GOAL — Give the listing again exactly, omitting its images.

Extracted data entries —
--- Start ---

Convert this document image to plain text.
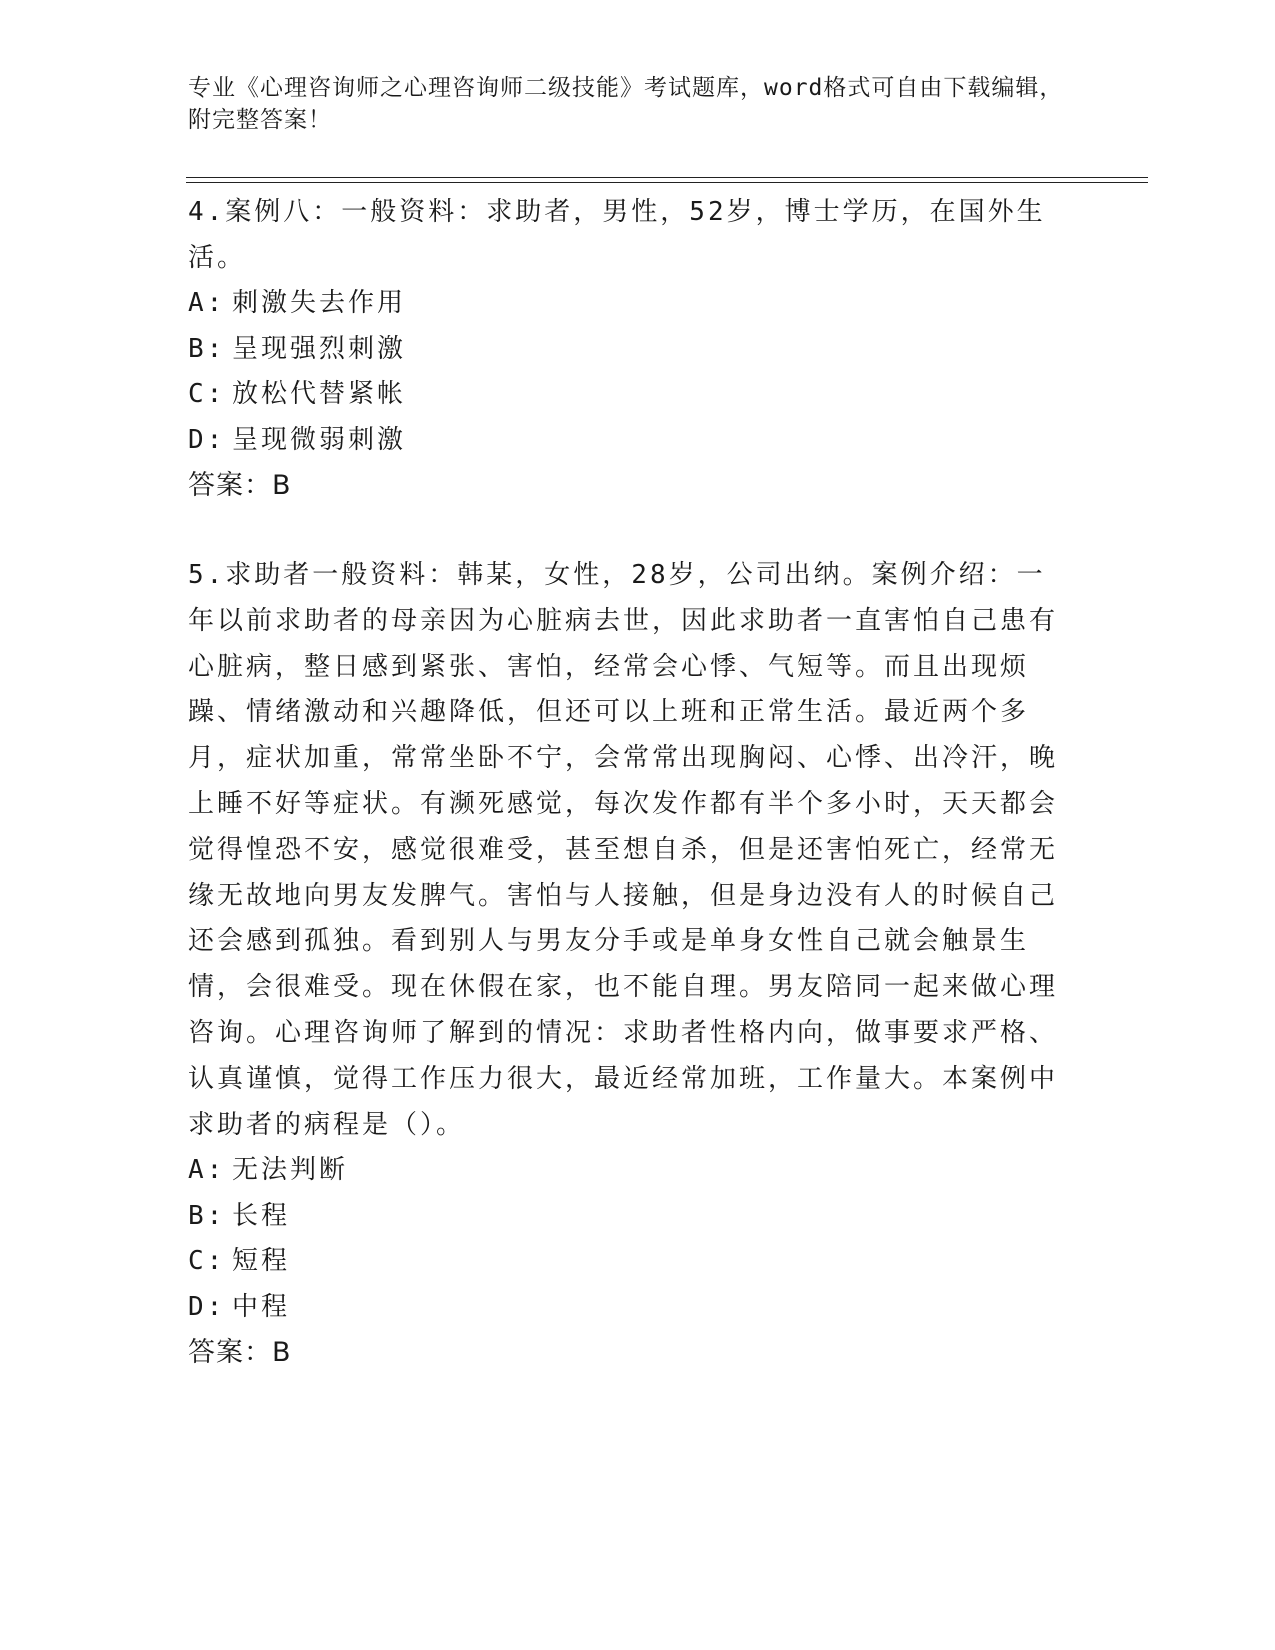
专业《心理咨询师之心理咨询师二级技能》考试题库，word格式可自由下载编辑，附完整答案！

4.案例八：一般资料：求助者，男性，52岁，博士学历，在国外生活。

A: 刺激失去作用
B: 呈现强烈刺激
C: 放松代替紧帐
D: 呈现微弱刺激
答案：B

5.求助者一般资料：韩某，女性，28岁，公司出纳。案例介绍：一年以前求助者的母亲因为心脏病去世，因此求助者一直害怕自己患有心脏病，整日感到紧张、害怕，经常会心悸、气短等。而且出现烦躁、情绪激动和兴趣降低，但还可以上班和正常生活。最近两个多月，症状加重，常常坐卧不宁，会常常出现胸闷、心悸、出冷汗，晚上睡不好等症状。有濒死感觉，每次发作都有半个多小时，天天都会觉得惶恐不安，感觉很难受，甚至想自杀，但是还害怕死亡，经常无缘无故地向男友发脾气。害怕与人接触，但是身边没有人的时候自己还会感到孤独。看到别人与男友分手或是单身女性自己就会触景生情，会很难受。现在休假在家，也不能自理。男友陪同一起来做心理咨询。心理咨询师了解到的情况：求助者性格内向，做事要求严格、认真谨慎，觉得工作压力很大，最近经常加班，工作量大。本案例中求助者的病程是（）。

A: 无法判断
B: 长程
C: 短程
D: 中程
答案：B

--- End ---

OUTPUT OF THE EXERCISE —
Convert this document image to plain text.
专业《心理咨询师之心理咨询师二级技能》考试题库，word格式可自由下载编辑，附完整答案！

4.案例八：一般资料：求助者，男性，52岁，博士学历，在国外生活。

A: 刺激失去作用
B: 呈现强烈刺激
C: 放松代替紧帐
D: 呈现微弱刺激
答案：B

5.求助者一般资料：韩某，女性，28岁，公司出纳。案例介绍：一年以前求助者的母亲因为心脏病去世，因此求助者一直害怕自己患有心脏病，整日感到紧张、害怕，经常会心悸、气短等。而且出现烦躁、情绪激动和兴趣降低，但还可以上班和正常生活。最近两个多月，症状加重，常常坐卧不宁，会常常出现胸闷、心悸、出冷汗，晚上睡不好等症状。有濒死感觉，每次发作都有半个多小时，天天都会觉得惶恐不安，感觉很难受，甚至想自杀，但是还害怕死亡，经常无缘无故地向男友发脾气。害怕与人接触，但是身边没有人的时候自己还会感到孤独。看到别人与男友分手或是单身女性自己就会触景生情，会很难受。现在休假在家，也不能自理。男友陪同一起来做心理咨询。心理咨询师了解到的情况：求助者性格内向，做事要求严格、认真谨慎，觉得工作压力很大，最近经常加班，工作量大。本案例中求助者的病程是（）。

A: 无法判断
B: 长程
C: 短程
D: 中程
答案：B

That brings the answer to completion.